What is needed — Go through the material and write it all out exactly, minus the pictures.
━━━━━━━━
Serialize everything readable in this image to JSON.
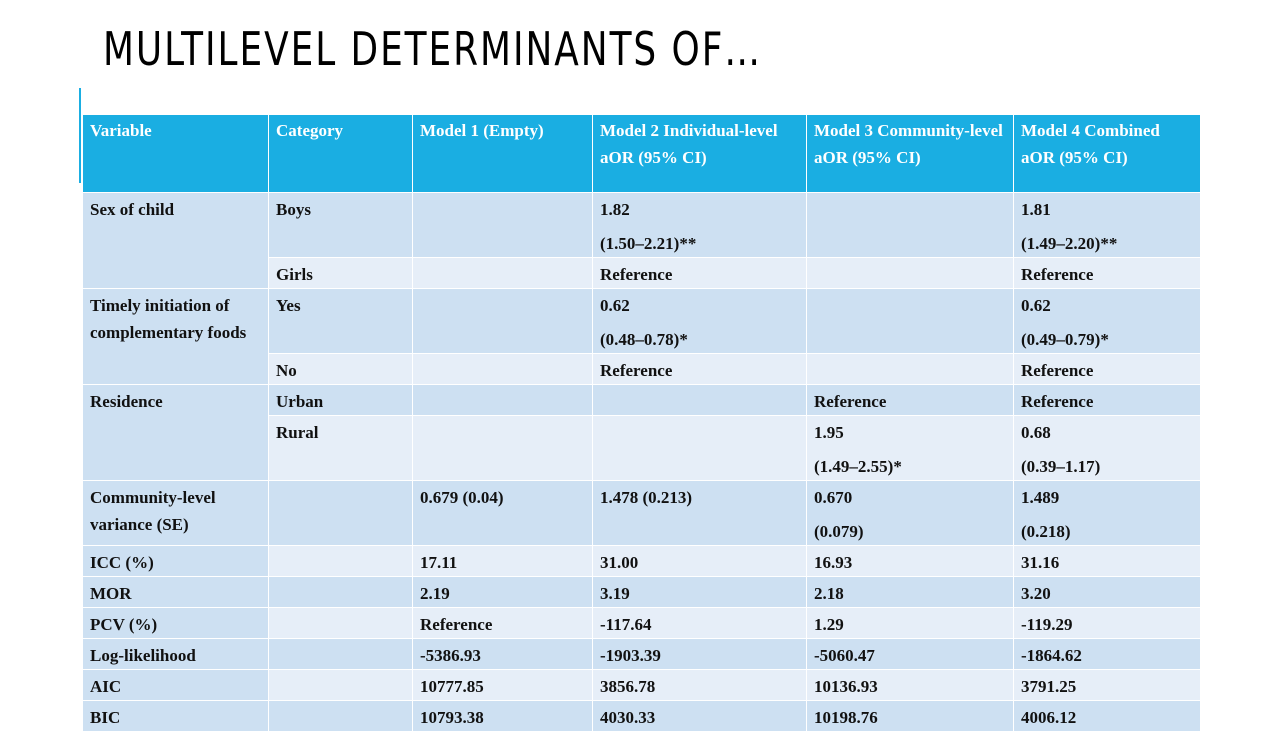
{
  "slide": {
    "title": "MULTILEVEL DETERMINANTS OF…"
  },
  "table": {
    "headers": [
      "Variable",
      "Category",
      "Model 1 (Empty)",
      "Model 2 Individual-level aOR (95% CI)",
      "Model 3 Community-level aOR (95% CI)",
      "Model 4 Combined aOR (95% CI)"
    ],
    "sex": {
      "label": "Sex of child",
      "boys": {
        "category": "Boys",
        "m2_a": "1.82",
        "m2_b": "(1.50–2.21)**",
        "m4_a": "1.81",
        "m4_b": "(1.49–2.20)**"
      },
      "girls": {
        "category": "Girls",
        "m2": "Reference",
        "m4": "Reference"
      }
    },
    "timely": {
      "label": "Timely initiation of complementary foods",
      "yes": {
        "category": "Yes",
        "m2_a": "0.62",
        "m2_b": "(0.48–0.78)*",
        "m4_a": "0.62",
        "m4_b": "(0.49–0.79)*"
      },
      "no": {
        "category": "No",
        "m2": "Reference",
        "m4": "Reference"
      }
    },
    "residence": {
      "label": "Residence",
      "urban": {
        "category": "Urban",
        "m3": "Reference",
        "m4": "Reference"
      },
      "rural": {
        "category": "Rural",
        "m3_a": "1.95",
        "m3_b": "(1.49–2.55)*",
        "m4_a": "0.68",
        "m4_b": "(0.39–1.17)"
      }
    },
    "variance": {
      "label": "Community-level variance (SE)",
      "m1": "0.679 (0.04)",
      "m2": "1.478 (0.213)",
      "m3_a": "0.670",
      "m3_b": "(0.079)",
      "m4_a": "1.489",
      "m4_b": "(0.218)"
    },
    "stats": [
      {
        "label": "ICC (%)",
        "m1": "17.11",
        "m2": "31.00",
        "m3": "16.93",
        "m4": "31.16"
      },
      {
        "label": "MOR",
        "m1": "2.19",
        "m2": "3.19",
        "m3": "2.18",
        "m4": "3.20"
      },
      {
        "label": "PCV (%)",
        "m1": "Reference",
        "m2": "-117.64",
        "m3": "1.29",
        "m4": "-119.29"
      },
      {
        "label": "Log-likelihood",
        "m1": "-5386.93",
        "m2": "-1903.39",
        "m3": "-5060.47",
        "m4": "-1864.62"
      },
      {
        "label": "AIC",
        "m1": "10777.85",
        "m2": "3856.78",
        "m3": "10136.93",
        "m4": "3791.25"
      },
      {
        "label": "BIC",
        "m1": "10793.38",
        "m2": "4030.33",
        "m3": "10198.76",
        "m4": "4006.12"
      }
    ]
  },
  "colors": {
    "header_bg": "#1aaee2",
    "row_dark": "#cde0f2",
    "row_light": "#e6eef8"
  }
}
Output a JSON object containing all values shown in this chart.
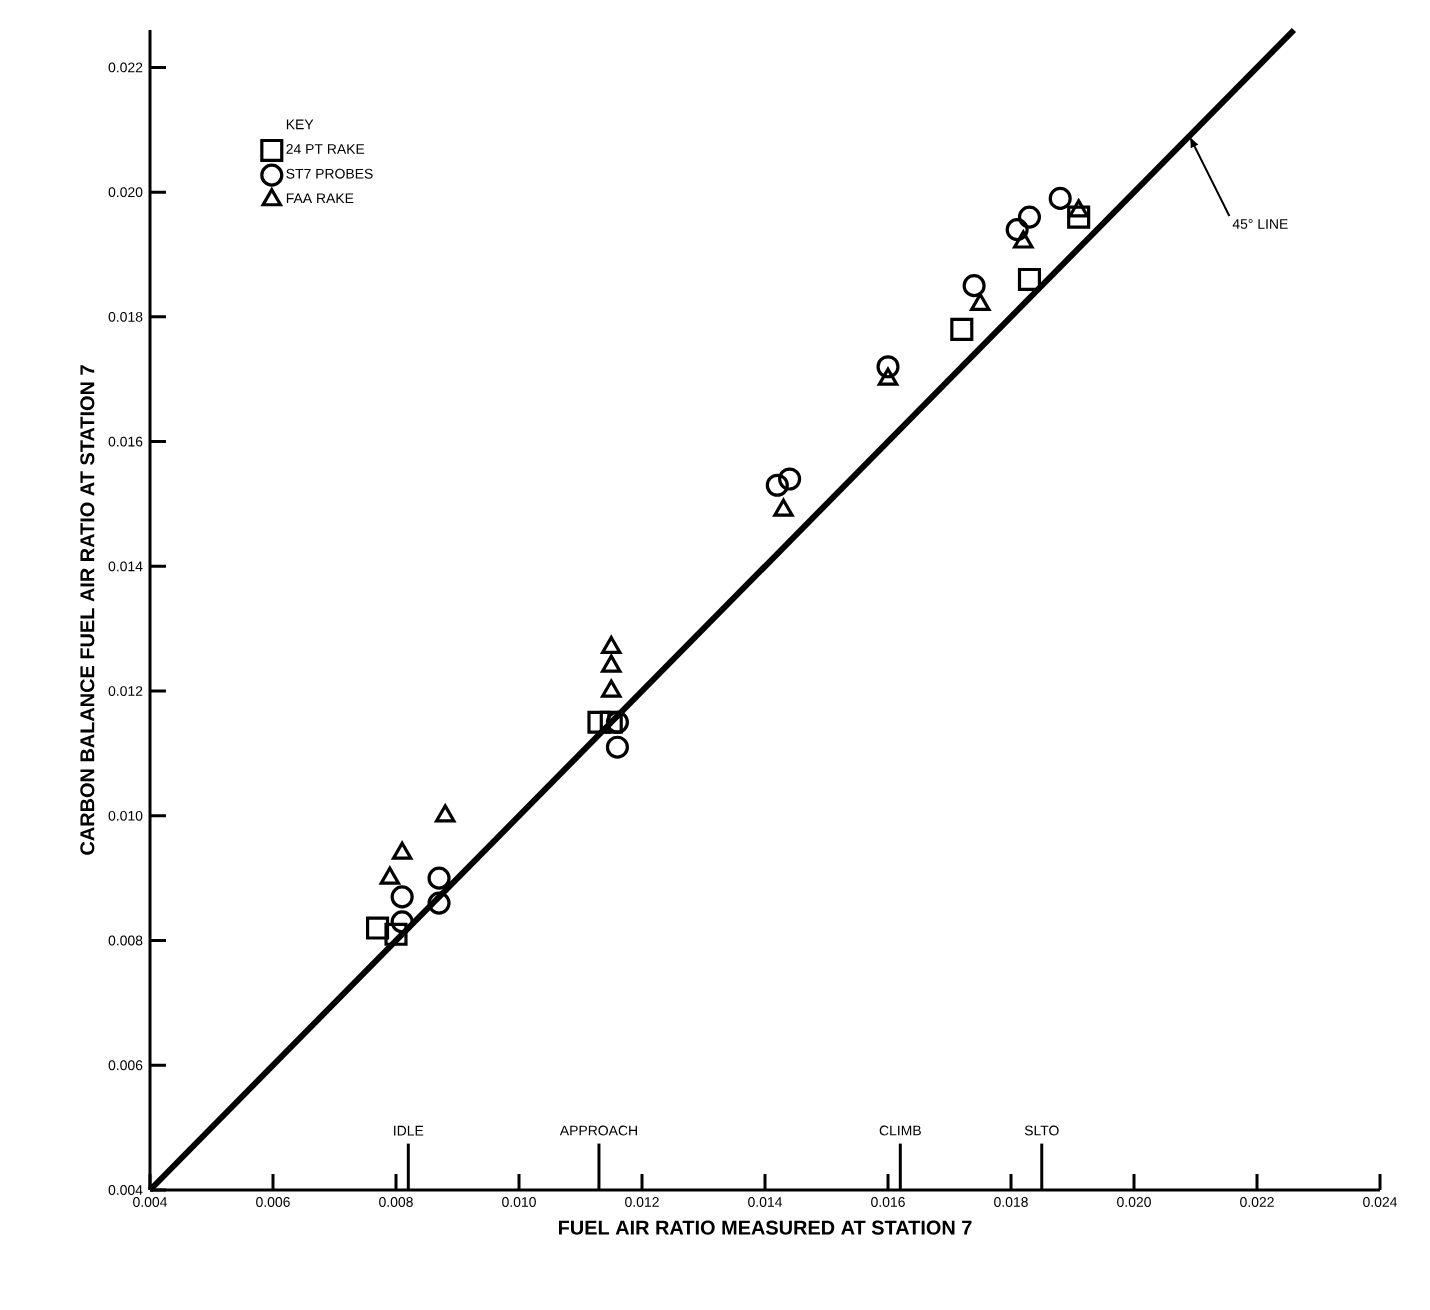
{
  "chart_data": {
    "type": "scatter",
    "xlabel": "FUEL AIR RATIO MEASURED AT STATION 7",
    "ylabel": "CARBON BALANCE FUEL AIR RATIO AT STATION 7",
    "legend_title": "KEY",
    "legend": "top left",
    "grid": false,
    "xlim": [
      0.004,
      0.024
    ],
    "ylim": [
      0.004,
      0.0226
    ],
    "xticks": [
      {
        "value": 0.004,
        "label": "0.004"
      },
      {
        "value": 0.006,
        "label": "0.006"
      },
      {
        "value": 0.008,
        "label": "0.008"
      },
      {
        "value": 0.01,
        "label": "0.010"
      },
      {
        "value": 0.012,
        "label": "0.012"
      },
      {
        "value": 0.014,
        "label": "0.014"
      },
      {
        "value": 0.016,
        "label": "0.016"
      },
      {
        "value": 0.018,
        "label": "0.018"
      },
      {
        "value": 0.02,
        "label": "0.020"
      },
      {
        "value": 0.022,
        "label": "0.022"
      },
      {
        "value": 0.024,
        "label": "0.024"
      }
    ],
    "yticks": [
      {
        "value": 0.004,
        "label": "0.004"
      },
      {
        "value": 0.006,
        "label": "0.006"
      },
      {
        "value": 0.008,
        "label": "0.008"
      },
      {
        "value": 0.01,
        "label": "0.010"
      },
      {
        "value": 0.012,
        "label": "0.012"
      },
      {
        "value": 0.014,
        "label": "0.014"
      },
      {
        "value": 0.016,
        "label": "0.016"
      },
      {
        "value": 0.018,
        "label": "0.018"
      },
      {
        "value": 0.02,
        "label": "0.020"
      },
      {
        "value": 0.022,
        "label": "0.022"
      }
    ],
    "series": [
      {
        "name": "24 PT RAKE",
        "color": "#000000",
        "marker": "square",
        "x": [
          0.0077,
          0.008,
          0.0113,
          0.0115,
          0.0172,
          0.0183,
          0.0191
        ],
        "values": [
          0.0082,
          0.0081,
          0.0115,
          0.0115,
          0.0178,
          0.0186,
          0.0196
        ]
      },
      {
        "name": "ST7 PROBES",
        "color": "#000000",
        "marker": "circle",
        "x": [
          0.0081,
          0.0087,
          0.0087,
          0.0081,
          0.0116,
          0.0116,
          0.0142,
          0.0144,
          0.016,
          0.0174,
          0.0181,
          0.0183,
          0.0188
        ],
        "values": [
          0.0087,
          0.009,
          0.0086,
          0.0083,
          0.0111,
          0.0115,
          0.0153,
          0.0154,
          0.0172,
          0.0185,
          0.0194,
          0.0196,
          0.0199
        ]
      },
      {
        "name": "FAA RAKE",
        "color": "#000000",
        "marker": "triangle",
        "x": [
          0.0081,
          0.0079,
          0.0088,
          0.0115,
          0.0115,
          0.0115,
          0.0143,
          0.016,
          0.0175,
          0.0182,
          0.0191
        ],
        "values": [
          0.0094,
          0.009,
          0.01,
          0.0127,
          0.0124,
          0.012,
          0.0149,
          0.017,
          0.0182,
          0.0192,
          0.0197
        ]
      },
      {
        "type": "line",
        "color": "#000000",
        "line_style": "solid",
        "x": [
          0.004,
          0.0226
        ],
        "values": [
          0.004,
          0.0226
        ]
      }
    ],
    "ref_lines": [
      {
        "axis": "x",
        "value": 0.0082,
        "label": "IDLE"
      },
      {
        "axis": "x",
        "value": 0.0113,
        "label": "APPROACH"
      },
      {
        "axis": "x",
        "value": 0.0162,
        "label": "CLIMB"
      },
      {
        "axis": "x",
        "value": 0.0185,
        "label": "SLTO"
      }
    ],
    "annotations": [
      {
        "text": "45° LINE",
        "x": 0.0209,
        "y": 0.0209
      }
    ]
  }
}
━━━━━━━━
Complete answer —
Serialize everything readable in this image to JSON.
{
  "slide": {
    "title": "MULTILEVEL DETERMINANTS OF…"
  },
  "table": {
    "headers": [
      "Variable",
      "Category",
      "Model 1 (Empty)",
      "Model 2 Individual-level aOR (95% CI)",
      "Model 3 Community-level aOR (95% CI)",
      "Model 4 Combined aOR (95% CI)"
    ],
    "sex": {
      "label": "Sex of child",
      "boys": {
        "category": "Boys",
        "m2_a": "1.82",
        "m2_b": "(1.50–2.21)**",
        "m4_a": "1.81",
        "m4_b": "(1.49–2.20)**"
      },
      "girls": {
        "category": "Girls",
        "m2": "Reference",
        "m4": "Reference"
      }
    },
    "timely": {
      "label": "Timely initiation of complementary foods",
      "yes": {
        "category": "Yes",
        "m2_a": "0.62",
        "m2_b": "(0.48–0.78)*",
        "m4_a": "0.62",
        "m4_b": "(0.49–0.79)*"
      },
      "no": {
        "category": "No",
        "m2": "Reference",
        "m4": "Reference"
      }
    },
    "residence": {
      "label": "Residence",
      "urban": {
        "category": "Urban",
        "m3": "Reference",
        "m4": "Reference"
      },
      "rural": {
        "category": "Rural",
        "m3_a": "1.95",
        "m3_b": "(1.49–2.55)*",
        "m4_a": "0.68",
        "m4_b": "(0.39–1.17)"
      }
    },
    "variance": {
      "label": "Community-level variance (SE)",
      "m1": "0.679 (0.04)",
      "m2": "1.478 (0.213)",
      "m3_a": "0.670",
      "m3_b": "(0.079)",
      "m4_a": "1.489",
      "m4_b": "(0.218)"
    },
    "stats": [
      {
        "label": "ICC (%)",
        "m1": "17.11",
        "m2": "31.00",
        "m3": "16.93",
        "m4": "31.16"
      },
      {
        "label": "MOR",
        "m1": "2.19",
        "m2": "3.19",
        "m3": "2.18",
        "m4": "3.20"
      },
      {
        "label": "PCV (%)",
        "m1": "Reference",
        "m2": "-117.64",
        "m3": "1.29",
        "m4": "-119.29"
      },
      {
        "label": "Log-likelihood",
        "m1": "-5386.93",
        "m2": "-1903.39",
        "m3": "-5060.47",
        "m4": "-1864.62"
      },
      {
        "label": "AIC",
        "m1": "10777.85",
        "m2": "3856.78",
        "m3": "10136.93",
        "m4": "3791.25"
      },
      {
        "label": "BIC",
        "m1": "10793.38",
        "m2": "4030.33",
        "m3": "10198.76",
        "m4": "4006.12"
      }
    ]
  },
  "colors": {
    "header_bg": "#1aaee2",
    "row_dark": "#cde0f2",
    "row_light": "#e6eef8"
  }
}
Output a JSON object containing all values shown in this chart.
{
  "chart_data": {
    "type": "scatter",
    "xlabel": "FUEL AIR RATIO MEASURED AT STATION 7",
    "ylabel": "CARBON BALANCE FUEL AIR RATIO AT STATION 7",
    "legend_title": "KEY",
    "legend": "top left",
    "grid": false,
    "xlim": [
      0.004,
      0.024
    ],
    "ylim": [
      0.004,
      0.0226
    ],
    "xticks": [
      {
        "value": 0.004,
        "label": "0.004"
      },
      {
        "value": 0.006,
        "label": "0.006"
      },
      {
        "value": 0.008,
        "label": "0.008"
      },
      {
        "value": 0.01,
        "label": "0.010"
      },
      {
        "value": 0.012,
        "label": "0.012"
      },
      {
        "value": 0.014,
        "label": "0.014"
      },
      {
        "value": 0.016,
        "label": "0.016"
      },
      {
        "value": 0.018,
        "label": "0.018"
      },
      {
        "value": 0.02,
        "label": "0.020"
      },
      {
        "value": 0.022,
        "label": "0.022"
      },
      {
        "value": 0.024,
        "label": "0.024"
      }
    ],
    "yticks": [
      {
        "value": 0.004,
        "label": "0.004"
      },
      {
        "value": 0.006,
        "label": "0.006"
      },
      {
        "value": 0.008,
        "label": "0.008"
      },
      {
        "value": 0.01,
        "label": "0.010"
      },
      {
        "value": 0.012,
        "label": "0.012"
      },
      {
        "value": 0.014,
        "label": "0.014"
      },
      {
        "value": 0.016,
        "label": "0.016"
      },
      {
        "value": 0.018,
        "label": "0.018"
      },
      {
        "value": 0.02,
        "label": "0.020"
      },
      {
        "value": 0.022,
        "label": "0.022"
      }
    ],
    "series": [
      {
        "name": "24 PT RAKE",
        "color": "#000000",
        "marker": "square",
        "x": [
          0.0077,
          0.008,
          0.0113,
          0.0115,
          0.0172,
          0.0183,
          0.0191
        ],
        "values": [
          0.0082,
          0.0081,
          0.0115,
          0.0115,
          0.0178,
          0.0186,
          0.0196
        ]
      },
      {
        "name": "ST7 PROBES",
        "color": "#000000",
        "marker": "circle",
        "x": [
          0.0081,
          0.0087,
          0.0087,
          0.0081,
          0.0116,
          0.0116,
          0.0142,
          0.0144,
          0.016,
          0.0174,
          0.0181,
          0.0183,
          0.0188
        ],
        "values": [
          0.0087,
          0.009,
          0.0086,
          0.0083,
          0.0111,
          0.0115,
          0.0153,
          0.0154,
          0.0172,
          0.0185,
          0.0194,
          0.0196,
          0.0199
        ]
      },
      {
        "name": "FAA RAKE",
        "color": "#000000",
        "marker": "triangle",
        "x": [
          0.0081,
          0.0079,
          0.0088,
          0.0115,
          0.0115,
          0.0115,
          0.0143,
          0.016,
          0.0175,
          0.0182,
          0.0191
        ],
        "values": [
          0.0094,
          0.009,
          0.01,
          0.0127,
          0.0124,
          0.012,
          0.0149,
          0.017,
          0.0182,
          0.0192,
          0.0197
        ]
      },
      {
        "type": "line",
        "color": "#000000",
        "line_style": "solid",
        "x": [
          0.004,
          0.0226
        ],
        "values": [
          0.004,
          0.0226
        ]
      }
    ],
    "ref_lines": [
      {
        "axis": "x",
        "value": 0.0082,
        "label": "IDLE"
      },
      {
        "axis": "x",
        "value": 0.0113,
        "label": "APPROACH"
      },
      {
        "axis": "x",
        "value": 0.0162,
        "label": "CLIMB"
      },
      {
        "axis": "x",
        "value": 0.0185,
        "label": "SLTO"
      }
    ],
    "annotations": [
      {
        "text": "45° LINE",
        "x": 0.0209,
        "y": 0.0209
      }
    ]
  }
}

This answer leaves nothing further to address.